What is expected: Using the entries that follow, count the lines containing the word "кэшбэка" and give that number by itself.

(Part of a data file)

★ ★ ★ ★

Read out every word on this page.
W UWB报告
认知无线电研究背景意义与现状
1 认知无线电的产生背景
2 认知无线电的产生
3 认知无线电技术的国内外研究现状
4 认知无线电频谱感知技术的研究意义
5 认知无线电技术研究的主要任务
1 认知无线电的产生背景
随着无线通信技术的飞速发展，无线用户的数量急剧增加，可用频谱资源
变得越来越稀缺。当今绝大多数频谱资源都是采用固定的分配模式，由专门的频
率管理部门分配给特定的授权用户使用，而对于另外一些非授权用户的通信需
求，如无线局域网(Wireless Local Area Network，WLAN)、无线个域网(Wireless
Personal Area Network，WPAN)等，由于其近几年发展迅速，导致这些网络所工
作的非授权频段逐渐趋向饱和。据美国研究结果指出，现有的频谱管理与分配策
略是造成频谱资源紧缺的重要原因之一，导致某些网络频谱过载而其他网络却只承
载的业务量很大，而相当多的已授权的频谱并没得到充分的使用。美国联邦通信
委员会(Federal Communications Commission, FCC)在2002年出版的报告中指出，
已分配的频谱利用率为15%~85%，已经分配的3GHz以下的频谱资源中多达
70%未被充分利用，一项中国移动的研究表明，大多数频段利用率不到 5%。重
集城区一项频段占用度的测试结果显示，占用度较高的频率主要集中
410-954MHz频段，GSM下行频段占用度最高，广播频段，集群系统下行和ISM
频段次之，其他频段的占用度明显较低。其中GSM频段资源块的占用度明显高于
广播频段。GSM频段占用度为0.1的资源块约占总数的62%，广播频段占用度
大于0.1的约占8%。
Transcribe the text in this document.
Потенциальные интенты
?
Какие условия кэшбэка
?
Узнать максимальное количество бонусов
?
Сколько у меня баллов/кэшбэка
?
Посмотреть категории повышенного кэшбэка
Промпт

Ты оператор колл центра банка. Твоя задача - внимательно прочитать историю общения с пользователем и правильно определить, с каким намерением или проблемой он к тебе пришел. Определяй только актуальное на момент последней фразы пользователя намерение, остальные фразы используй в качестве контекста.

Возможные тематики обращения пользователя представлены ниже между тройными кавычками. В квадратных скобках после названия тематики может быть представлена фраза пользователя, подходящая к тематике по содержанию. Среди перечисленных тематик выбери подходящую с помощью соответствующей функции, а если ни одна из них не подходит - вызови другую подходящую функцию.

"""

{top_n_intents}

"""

★ ★ ★ ★

Answer for this exercise: 3